→ **INSTRUCTIONS FOR THE TASK**
Copy out all lines that hold "Asnières".

[Source records]
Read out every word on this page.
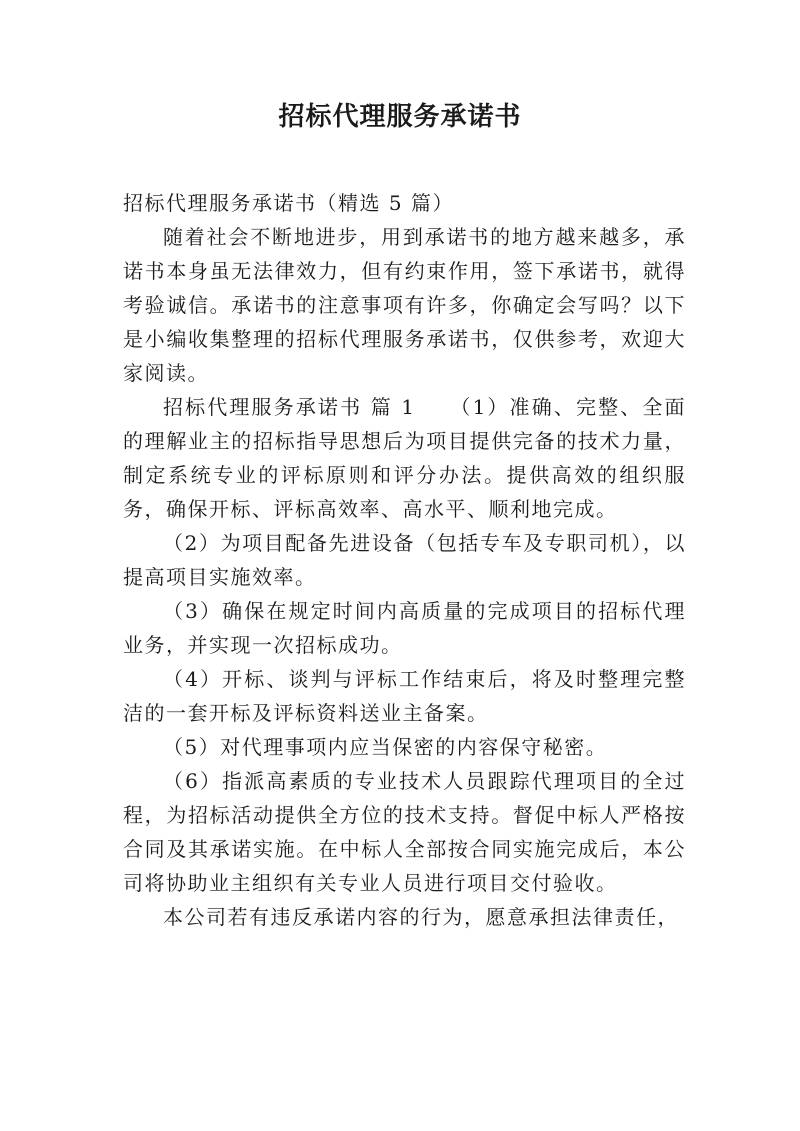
招标代理服务承诺书

招标代理服务承诺书（精选 5 篇）

随着社会不断地进步，用到承诺书的地方越来越多，承诺书本身虽无法律效力，但有约束作用，签下承诺书，就得考验诚信。承诺书的注意事项有许多，你确定会写吗？以下是小编收集整理的招标代理服务承诺书，仅供参考，欢迎大家阅读。

招标代理服务承诺书 篇 1　　（1）准确、完整、全面的理解业主的招标指导思想后为项目提供完备的技术力量，制定系统专业的评标原则和评分办法。提供高效的组织服务，确保开标、评标高效率、高水平、顺利地完成。

（2）为项目配备先进设备（包括专车及专职司机），以提高项目实施效率。

（3）确保在规定时间内高质量的完成项目的招标代理业务，并实现一次招标成功。

（4）开标、谈判与评标工作结束后，将及时整理完整洁的一套开标及评标资料送业主备案。

（5）对代理事项内应当保密的内容保守秘密。

（6）指派高素质的专业技术人员跟踪代理项目的全过程，为招标活动提供全方位的技术支持。督促中标人严格按合同及其承诺实施。在中标人全部按合同实施完成后，本公司将协助业主组织有关专业人员进行项目交付验收。

本公司若有违反承诺内容的行为，愿意承担法律责任，
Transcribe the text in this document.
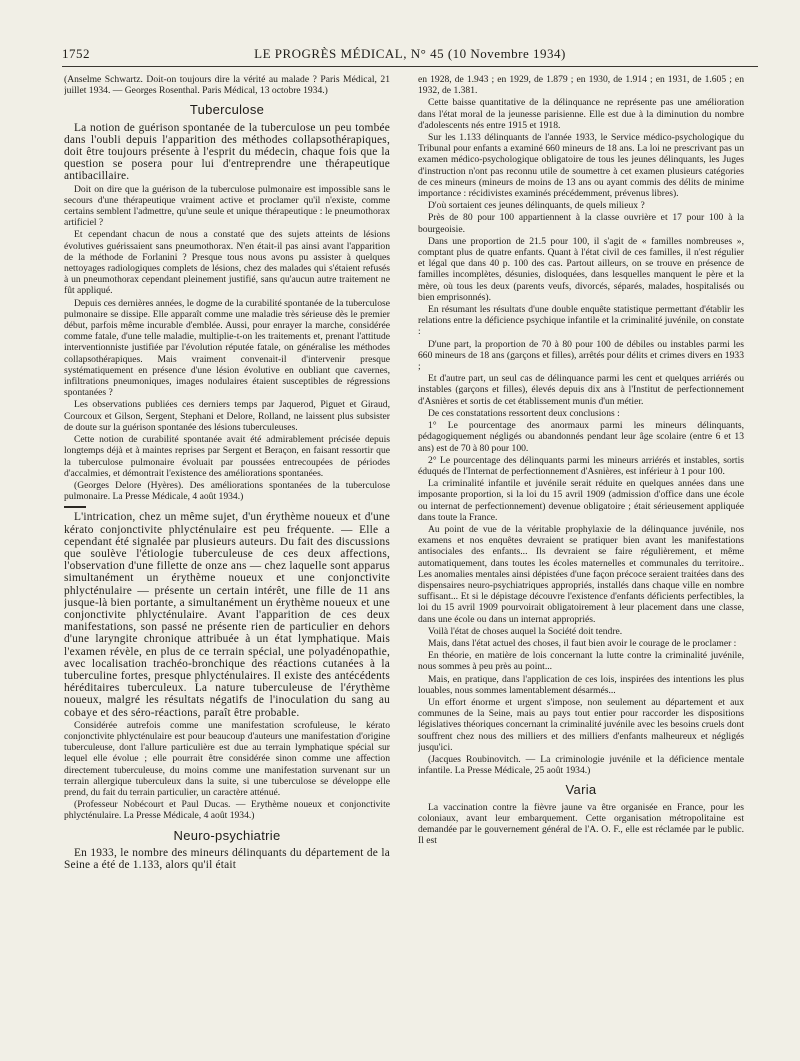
1752	LE PROGRÈS MÉDICAL, N° 45 (10 Novembre 1934)

(Anselme Schwartz. Doit-on toujours dire la vérité au malade ? Paris Médical, 21 juillet 1934. — Georges Rosenthal. Paris Médical, 13 octobre 1934.)

Tuberculose

La notion de guérison spontanée de la tuberculose un peu tombée dans l'oubli depuis l'apparition des méthodes collapsothérapiques, doit être toujours présente à l'esprit du médecin, chaque fois que la question se posera pour lui d'entreprendre une thérapeutique antibacillaire.

Doit on dire que la guérison de la tuberculose pulmonaire est impossible sans le secours d'une thérapeutique vraiment active et proclamer qu'il n'existe, comme certains semblent l'admettre, qu'une seule et unique thérapeutique : le pneumothorax artificiel ?

Et cependant chacun de nous a constaté que des sujets atteints de lésions évolutives guérissaient sans pneumothorax. N'en était-il pas ainsi avant l'apparition de la méthode de Forlanini ? Presque tous nous avons pu assister à quelques nettoyages radiologiques complets de lésions, chez des malades qui s'étaient refusés à un pneumothorax cependant pleinement justifié, sans qu'aucun autre traitement ne fût appliqué.

Depuis ces dernières années, le dogme de la curabilité spontanée de la tuberculose pulmonaire se dissipe. Elle apparaît comme une maladie très sérieuse dès le premier début, parfois même incurable d'emblée. Aussi, pour enrayer la marche, considérée comme fatale, d'une telle maladie, multiplie-t-on les traitements et, prenant l'attitude interventionniste justifiée par l'évolution réputée fatale, on généralise les méthodes collapsothérapiques. Mais vraiment convenait-il d'intervenir presque systématiquement en présence d'une lésion évolutive en oubliant que cavernes, infiltrations pneumoniques, images nodulaires étaient susceptibles de régressions spontanées ?

Les observations publiées ces derniers temps par Jaquerod, Piguet et Giraud, Courcoux et Gilson, Sergent, Stephani et Delore, Rolland, ne laissent plus subsister de doute sur la guérison spontanée des lésions tuberculeuses.

Cette notion de curabilité spontanée avait été admirablement précisée depuis longtemps déjà et à maintes reprises par Sergent et Beraçon, en faisant ressortir que la tuberculose pulmonaire évoluait par poussées entrecoupées de périodes d'accalmies, et démontrait l'existence des améliorations spontanées.

(Georges Delore (Hyères). Des améliorations spontanées de la tuberculose pulmonaire. La Presse Médicale, 4 août 1934.)

L'intrication, chez un même sujet, d'un érythème noueux et d'une kérato conjonctivite phlycténulaire est peu fréquente. — Elle a cependant été signalée par plusieurs auteurs. Du fait des discussions que soulève l'étiologie tuberculeuse de ces deux affections, l'observation d'une fillette de onze ans — chez laquelle sont apparus simultanément un érythème noueux et une conjonctivite phlycténulaire — présente un certain intérêt, une fille de 11 ans jusque-là bien portante, a simultanément un érythème noueux et une conjonctivite phlycténulaire. Avant l'apparition de ces deux manifestations, son passé ne présente rien de particulier en dehors d'une laryngite chronique attribuée à un état lymphatique. Mais l'examen révèle, en plus de ce terrain spécial, une polyadénopathie, avec localisation trachéo-bronchique des réactions cutanées à la tuberculine fortes, presque phlycténulaires. Il existe des antécédents héréditaires tuberculeux. La nature tuberculeuse de l'érythème noueux, malgré les résultats négatifs de l'inoculation du sang au cobaye et des séro-réactions, paraît être probable.

Considérée autrefois comme une manifestation scrofuleuse, le kérato conjonctivite phlycténulaire est pour beaucoup d'auteurs une manifestation d'origine tuberculeuse, dont l'allure particulière est due au terrain lymphatique spécial sur lequel elle évolue ; elle pourrait être considérée sinon comme une affection directement tuberculeuse, du moins comme une manifestation survenant sur un terrain allergique tuberculeux dans la suite, si une tuberculose se développe elle prend, du fait du terrain particulier, un caractère atténué.

(Professeur Nobécourt et Paul Ducas. — Erythème noueux et conjonctivite phlycténulaire. La Presse Médicale, 4 août 1934.)

Neuro-psychiatrie

En 1933, le nombre des mineurs délinquants du département de la Seine a été de 1.133, alors qu'il était

en 1928, de 1.943 ; en 1929, de 1.879 ; en 1930, de 1.914 ; en 1931, de 1.605 ; en 1932, de 1.381.

Cette baisse quantitative de la délinquance ne représente pas une amélioration dans l'état moral de la jeunesse parisienne. Elle est due à la diminution du nombre d'adolescents nés entre 1915 et 1918.

Sur les 1.133 délinquants de l'année 1933, le Service médico-psychologique du Tribunal pour enfants a examiné 660 mineurs de 18 ans. La loi ne prescrivant pas un examen médico-psychologique obligatoire de tous les jeunes délinquants, les Juges d'instruction n'ont pas reconnu utile de soumettre à cet examen plusieurs catégories de ces mineurs (mineurs de moins de 13 ans ou ayant commis des délits de minime importance : récidivistes examinés précédemment, prévenus libres).

D'où sortaient ces jeunes délinquants, de quels milieux ?

Près de 80 pour 100 appartiennent à la classe ouvrière et 17 pour 100 à la bourgeoisie.

Dans une proportion de 21.5 pour 100, il s'agit de « familles nombreuses », comptant plus de quatre enfants. Quant à l'état civil de ces familles, il n'est régulier et légal que dans 40 p. 100 des cas. Partout ailleurs, on se trouve en présence de familles incomplètes, désunies, disloquées, dans lesquelles manquent le père et la mère, où tous les deux (parents veufs, divorcés, séparés, malades, hospitalisés ou bien emprisonnés).

En résumant les résultats d'une double enquête statistique permettant d'établir les relations entre la déficience psychique infantile et la criminalité juvénile, on constate :

D'une part, la proportion de 70 à 80 pour 100 de débiles ou instables parmi les 660 mineurs de 18 ans (garçons et filles), arrêtés pour délits et crimes divers en 1933 ;

Et d'autre part, un seul cas de délinquance parmi les cent et quelques arriérés ou instables (garçons et filles), élevés depuis dix ans à l'Institut de perfectionnement d'Asnières et sortis de cet établissement munis d'un métier.

De ces constatations ressortent deux conclusions :

1° Le pourcentage des anormaux parmi les mineurs délinquants, pédagogiquement négligés ou abandonnés pendant leur âge scolaire (entre 6 et 13 ans) est de 70 à 80 pour 100.

2° Le pourcentage des délinquants parmi les mineurs arriérés et instables, sortis éduqués de l'Internat de perfectionnement d'Asnières, est inférieur à 1 pour 100.

La criminalité infantile et juvénile serait réduite en quelques années dans une imposante proportion, si la loi du 15 avril 1909 (admission d'office dans une école ou internat de perfectionnement) devenue obligatoire ; était sérieusement appliquée dans toute la France.

Au point de vue de la véritable prophylaxie de la délinquance juvénile, nos examens et nos enquêtes devraient se pratiquer bien avant les manifestations antisociales des enfants... Ils devraient se faire régulièrement, et même automatiquement, dans toutes les écoles maternelles et communales du territoire.. Les anomalies mentales ainsi dépistées d'une façon précoce seraient traitées dans des dispensaires neuro-psychiatriques appropriés, installés dans chaque ville en nombre suffisant... Et si le dépistage découvre l'existence d'enfants déficients perfectibles, la loi du 15 avril 1909 pourvoirait obligatoirement à leur placement dans une classe, dans une école ou dans un internat appropriés.

Voilà l'état de choses auquel la Société doit tendre.

Mais, dans l'état actuel des choses, il faut bien avoir le courage de le proclamer :

En théorie, en matière de lois concernant la lutte contre la criminalité juvénile, nous sommes à peu près au point...

Mais, en pratique, dans l'application de ces lois, inspirées des intentions les plus louables, nous sommes lamentablement désarmés...

Un effort énorme et urgent s'impose, non seulement au département et aux communes de la Seine, mais au pays tout entier pour raccorder les dispositions législatives théoriques concernant la criminalité juvénile avec les besoins cruels dont souffrent chez nous des milliers et des milliers d'enfants malheureux et négligés jusqu'ici.

(Jacques Roubinovitch. — La criminologie juvénile et la déficience mentale infantile. La Presse Médicale, 25 août 1934.)

Varia

La vaccination contre la fièvre jaune va être organisée en France, pour les coloniaux, avant leur embarquement. Cette organisation métropolitaine est demandée par le gouvernement général de l'A. O. F., elle est réclamée par le public. Il est
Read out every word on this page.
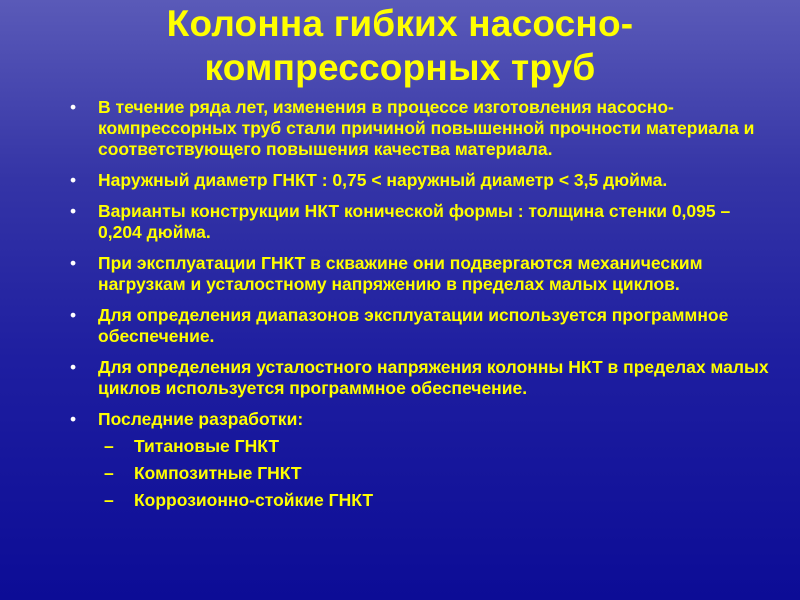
Колонна гибких насосно-
компрессорных труб
•	В течение ряда лет, изменения в процессе изготовления насосно-компрессорных труб стали причиной повышенной прочности материала и соответствующего повышения качества материала.
•	Наружный диаметр ГНКТ : 0,75 < наружный диаметр < 3,5 дюйма.
•	Варианты конструкции НКТ конической формы : толщина стенки 0,095 – 0,204 дюйма.
•	При эксплуатации ГНКТ в скважине они подвергаются механическим нагрузкам и усталостному напряжению в пределах малых циклов.
•	Для определения диапазонов эксплуатации используется программное обеспечение.
•	Для определения усталостного напряжения колонны НКТ в пределах малых циклов используется программное обеспечение.
•	Последние разработки:
– Титановые ГНКТ
– Композитные ГНКТ
– Коррозионно-стойкие ГНКТ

→ **EXERCISE OUTPUT**
Et d'autre part, un seul cas de délinquance parmi les cent et quelques arriérés ou instables (garçons et filles), élevés depuis dix ans à l'Institut de perfectionnement d'Asnières et sortis de cet établissement munis d'un métier.
2° Le pourcentage des délinquants parmi les mineurs arriérés et instables, sortis éduqués de l'Internat de perfectionnement d'Asnières, est inférieur à 1 pour 100.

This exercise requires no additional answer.